[Stored entries]
....................

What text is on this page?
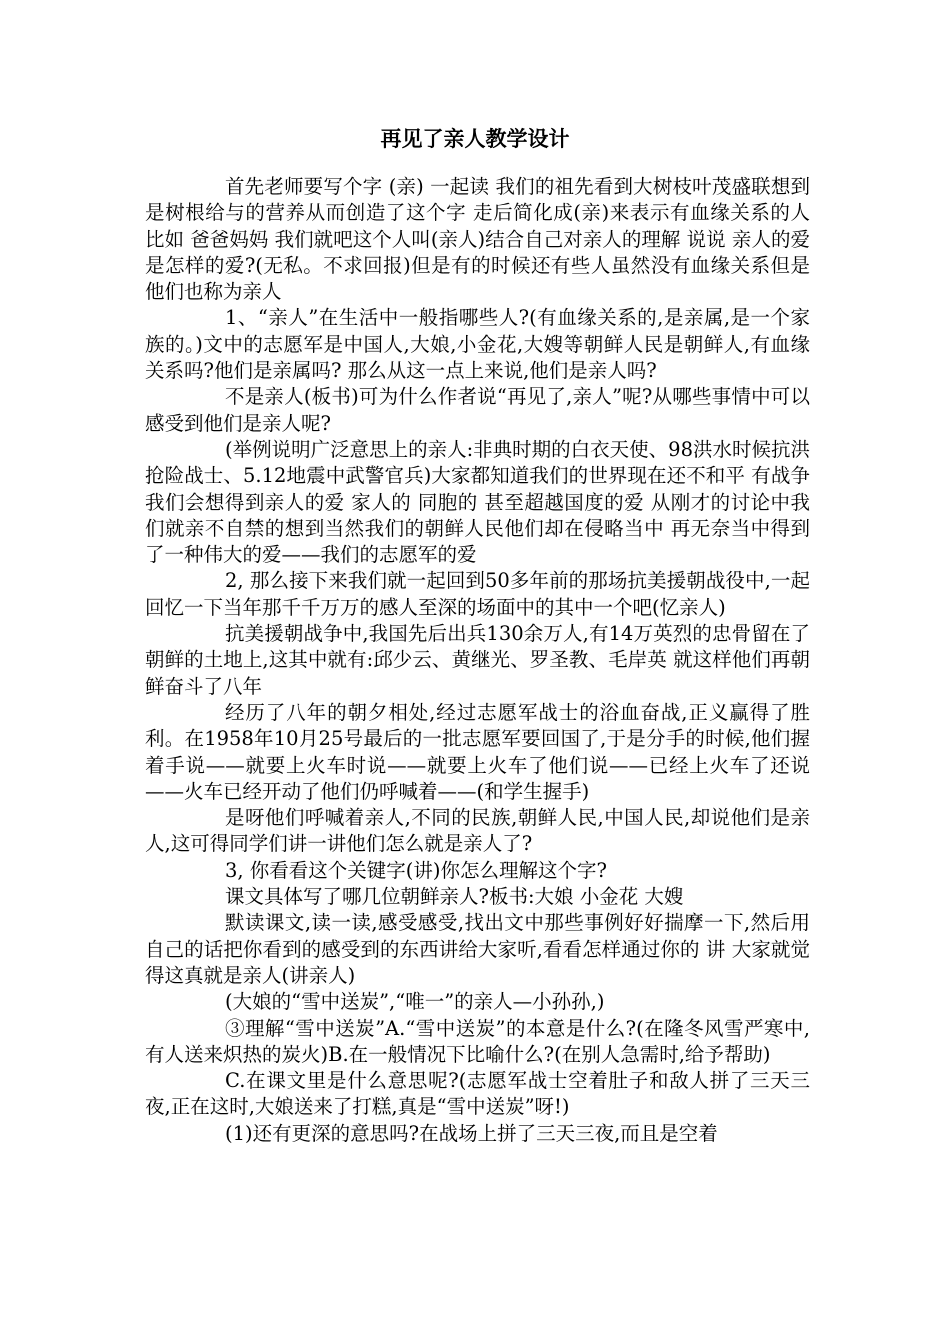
再见了亲人教学设计

首先老师要写个字 (亲) 一起读 我们的祖先看到大树枝叶茂盛联想到是树根给与的营养从而创造了这个字 走后简化成(亲)来表示有血缘关系的人 比如 爸爸妈妈 我们就吧这个人叫(亲人)结合自己对亲人的理解 说说 亲人的爱是怎样的爱?(无私。不求回报)但是有的时候还有些人虽然没有血缘关系但是他们也称为亲人

1、“亲人”在生活中一般指哪些人?(有血缘关系的,是亲属,是一个家族的。)文中的志愿军是中国人,大娘,小金花,大嫂等朝鲜人民是朝鲜人,有血缘关系吗?他们是亲属吗? 那么从这一点上来说,他们是亲人吗?

不是亲人(板书)可为什么作者说“再见了,亲人”呢?从哪些事情中可以感受到他们是亲人呢?

(举例说明广泛意思上的亲人:非典时期的白衣天使、98洪水时候抗洪抢险战士、5.12地震中武警官兵)大家都知道我们的世界现在还不和平 有战争我们会想得到亲人的爱 家人的 同胞的 甚至超越国度的爱 从刚才的讨论中我们就亲不自禁的想到当然我们的朝鲜人民他们却在侵略当中 再无奈当中得到了一种伟大的爱——我们的志愿军的爱

2, 那么接下来我们就一起回到50多年前的那场抗美援朝战役中,一起回忆一下当年那千千万万的感人至深的场面中的其中一个吧(忆亲人)

抗美援朝战争中,我国先后出兵130余万人,有14万英烈的忠骨留在了朝鲜的土地上,这其中就有:邱少云、黄继光、罗圣教、毛岸英 就这样他们再朝鲜奋斗了八年

经历了八年的朝夕相处,经过志愿军战士的浴血奋战,正义赢得了胜利。在1958年10月25号最后的一批志愿军要回国了,于是分手的时候,他们握着手说——就要上火车时说——就要上火车了他们说——已经上火车了还说——火车已经开动了他们仍呼喊着——(和学生握手)

是呀他们呼喊着亲人,不同的民族,朝鲜人民,中国人民,却说他们是亲人,这可得同学们讲一讲他们怎么就是亲人了?

3, 你看看这个关键字(讲)你怎么理解这个字?

课文具体写了哪几位朝鲜亲人?板书:大娘 小金花 大嫂

默读课文,读一读,感受感受,找出文中那些事例好好揣摩一下,然后用自己的话把你看到的感受到的东西讲给大家听,看看怎样通过你的 讲 大家就觉得这真就是亲人(讲亲人)

(大娘的“雪中送炭”,“唯一”的亲人—小孙孙,)

③理解“雪中送炭”A.“雪中送炭”的本意是什么?(在隆冬风雪严寒中,有人送来炽热的炭火)B.在一般情况下比喻什么?(在别人急需时,给予帮助)

C.在课文里是什么意思呢?(志愿军战士空着肚子和敌人拼了三天三夜,正在这时,大娘送来了打糕,真是“雪中送炭”呀!)

(1)还有更深的意思吗?在战场上拼了三天三夜,而且是空着
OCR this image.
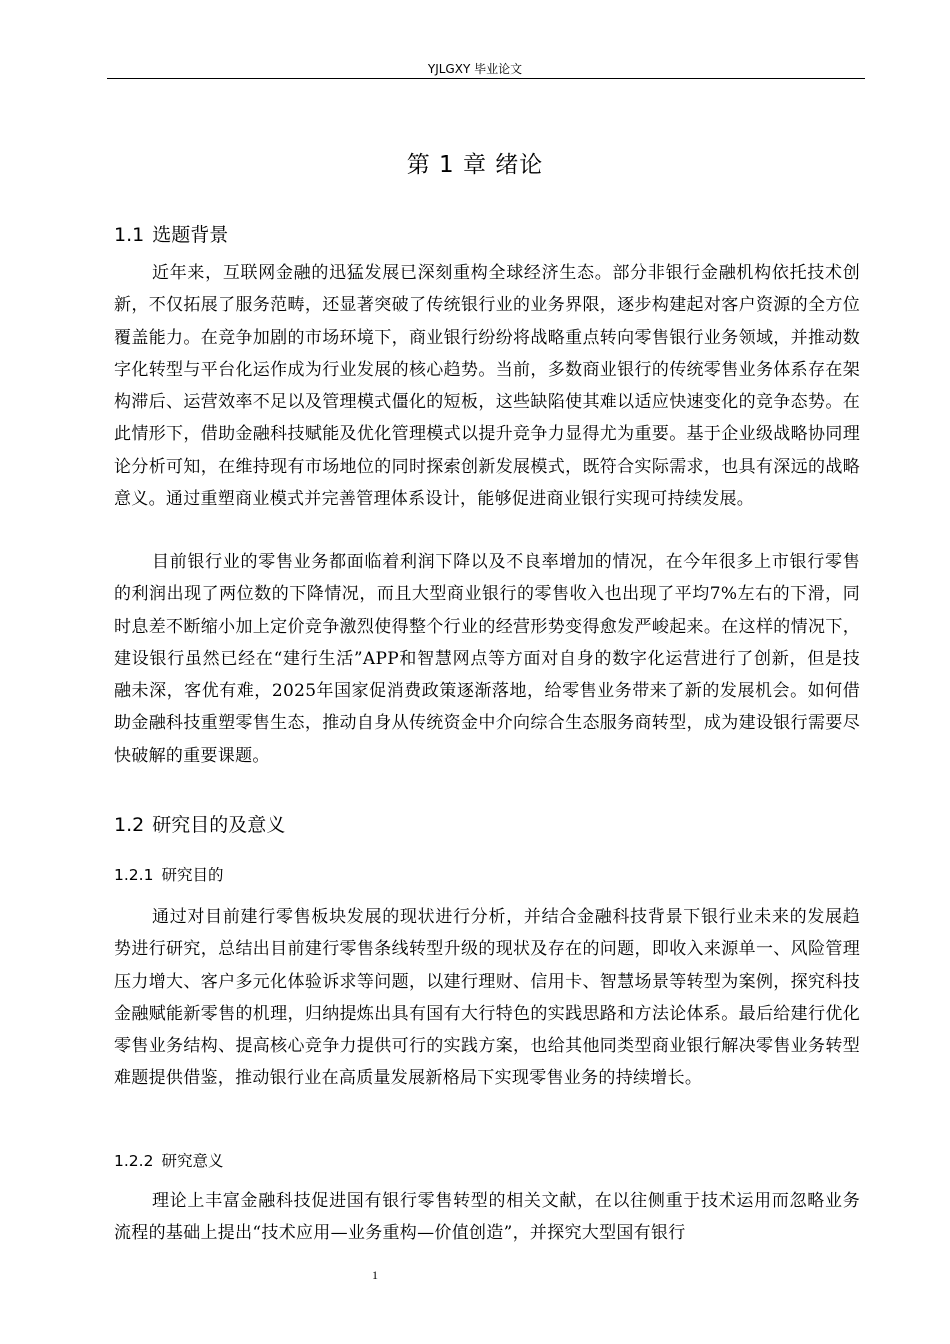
YJLGXY 毕业论文
第 1 章 绪论
1.1 选题背景

近年来，互联网金融的迅猛发展已深刻重构全球经济生态。部分非银行金融机构依托技术创新，不仅拓展了服务范畴，还显著突破了传统银行业的业务界限，逐步构建起对客户资源的全方位覆盖能力。在竞争加剧的市场环境下，商业银行纷纷将战略重点转向零售银行业务领域，并推动数字化转型与平台化运作成为行业发展的核心趋势。当前，多数商业银行的传统零售业务体系存在架构滞后、运营效率不足以及管理模式僵化的短板，这些缺陷使其难以适应快速变化的竞争态势。在此情形下，借助金融科技赋能及优化管理模式以提升竞争力显得尤为重要。基于企业级战略协同理论分析可知，在维持现有市场地位的同时探索创新发展模式，既符合实际需求，也具有深远的战略意义。通过重塑商业模式并完善管理体系设计，能够促进商业银行实现可持续发展。

目前银行业的零售业务都面临着利润下降以及不良率增加的情况，在今年很多上市银行零售的利润出现了两位数的下降情况，而且大型商业银行的零售收入也出现了平均7%左右的下滑，同时息差不断缩小加上定价竞争激烈使得整个行业的经营形势变得愈发严峻起来。在这样的情况下，建设银行虽然已经在“建行生活”APP和智慧网点等方面对自身的数字化运营进行了创新，但是技融未深，客优有难，2025年国家促消费政策逐渐落地，给零售业务带来了新的发展机会。如何借助金融科技重塑零售生态，推动自身从传统资金中介向综合生态服务商转型，成为建设银行需要尽快破解的重要课题。

1.2 研究目的及意义
1.2.1 研究目的

通过对目前建行零售板块发展的现状进行分析，并结合金融科技背景下银行业未来的发展趋势进行研究，总结出目前建行零售条线转型升级的现状及存在的问题，即收入来源单一、风险管理压力增大、客户多元化体验诉求等问题，以建行理财、信用卡、智慧场景等转型为案例，探究科技金融赋能新零售的机理，归纳提炼出具有国有大行特色的实践思路和方法论体系。最后给建行优化零售业务结构、提高核心竞争力提供可行的实践方案，也给其他同类型商业银行解决零售业务转型难题提供借鉴，推动银行业在高质量发展新格局下实现零售业务的持续增长。

1.2.2 研究意义

理论上丰富金融科技促进国有银行零售转型的相关文献，在以往侧重于技术运用而忽略业务流程的基础上提出“技术应用—业务重构—价值创造”，并探究大型国有银行

1
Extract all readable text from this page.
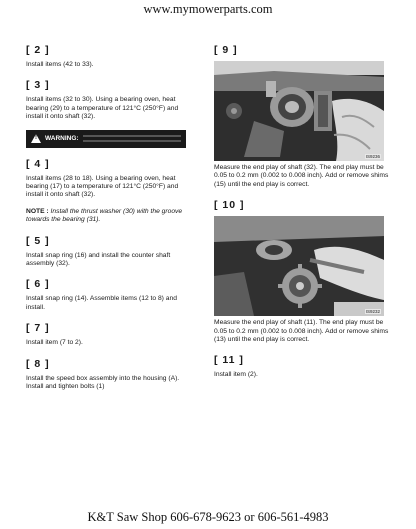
www.mymowerparts.com
[ 2 ]

Install items (42 to 33).

[ 3 ]

Install items (32 to 30). Using a bearing oven, heat bearing (29) to a temperature of 121°C (250°F) and install it onto shaft (32).

! WARNING:
[ 4 ]

Install items (28 to 18). Using a bearing oven, heat bearing (17) to a temperature of 121°C (250°F) and install it onto shaft (32).

NOTE : Install the thrust washer (30) with the groove towards the bearing (31).

[ 5 ]

Install snap ring (16) and install the counter shaft assembly (32).

[ 6 ]

Install snap ring (14). Assemble items (12 to 8) and install.

[ 7 ]

Install item (7 to 2).

[ 8 ]

Install the speed box assembly into the housing (A). Install and tighten bolts (1)

[ 9 ]
IS9236

Measure the end play of shaft (32). The end play must be 0.05 to 0.2 mm (0.002 to 0.008 inch). Add or remove shims (15) until the end play is correct.

[ 10 ]
IS9232

Measure the end play of shaft (11). The end play must be 0.05 to 0.2 mm (0.002 to 0.008 inch). Add or remove shims (13) until the end play is correct.

[ 11 ]

Install item (2).

K&T Saw Shop 606-678-9623 or 606-561-4983
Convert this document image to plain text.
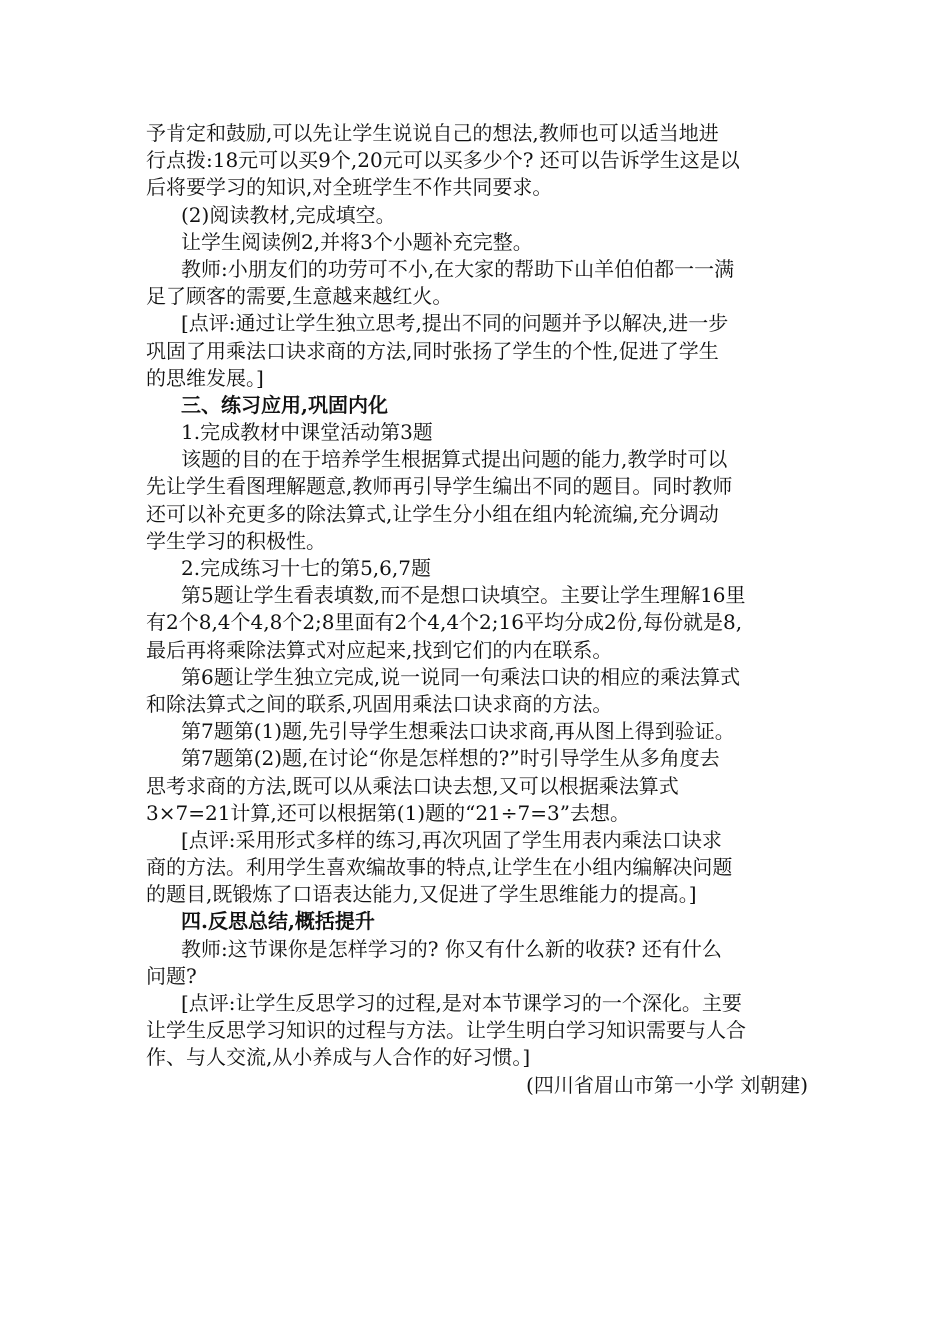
予肯定和鼓励,可以先让学生说说自己的想法,教师也可以适当地进
行点拨:18元可以买9个,20元可以买多少个? 还可以告诉学生这是以
后将要学习的知识,对全班学生不作共同要求。
(2)阅读教材,完成填空。
让学生阅读例2,并将3个小题补充完整。
教师:小朋友们的功劳可不小,在大家的帮助下山羊伯伯都一一满
足了顾客的需要,生意越来越红火。
[点评:通过让学生独立思考,提出不同的问题并予以解决,进一步
巩固了用乘法口诀求商的方法,同时张扬了学生的个性,促进了学生
的思维发展。]
三、练习应用,巩固内化
1.完成教材中课堂活动第3题
该题的目的在于培养学生根据算式提出问题的能力,教学时可以
先让学生看图理解题意,教师再引导学生编出不同的题目。同时教师
还可以补充更多的除法算式,让学生分小组在组内轮流编,充分调动
学生学习的积极性。
2.完成练习十七的第5,6,7题
第5题让学生看表填数,而不是想口诀填空。主要让学生理解16里
有2个8,4个4,8个2;8里面有2个4,4个2;16平均分成2份,每份就是8,
最后再将乘除法算式对应起来,找到它们的内在联系。
第6题让学生独立完成,说一说同一句乘法口诀的相应的乘法算式
和除法算式之间的联系,巩固用乘法口诀求商的方法。
第7题第(1)题,先引导学生想乘法口诀求商,再从图上得到验证。
第7题第(2)题,在讨论“你是怎样想的?”时引导学生从多角度去
思考求商的方法,既可以从乘法口诀去想,又可以根据乘法算式
3×7=21计算,还可以根据第(1)题的“21÷7=3”去想。
[点评:采用形式多样的练习,再次巩固了学生用表内乘法口诀求
商的方法。利用学生喜欢编故事的特点,让学生在小组内编解决问题
的题目,既锻炼了口语表达能力,又促进了学生思维能力的提高。]
四.反思总结,概括提升
教师:这节课你是怎样学习的? 你又有什么新的收获? 还有什么
问题?
[点评:让学生反思学习的过程,是对本节课学习的一个深化。主要
让学生反思学习知识的过程与方法。让学生明白学习知识需要与人合
作、与人交流,从小养成与人合作的好习惯。]
(四川省眉山市第一小学 刘朝建)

....................

**Task instructions:** State the number of lines above that hold the string "bearing", with nothing added.

**Expected answer:** 3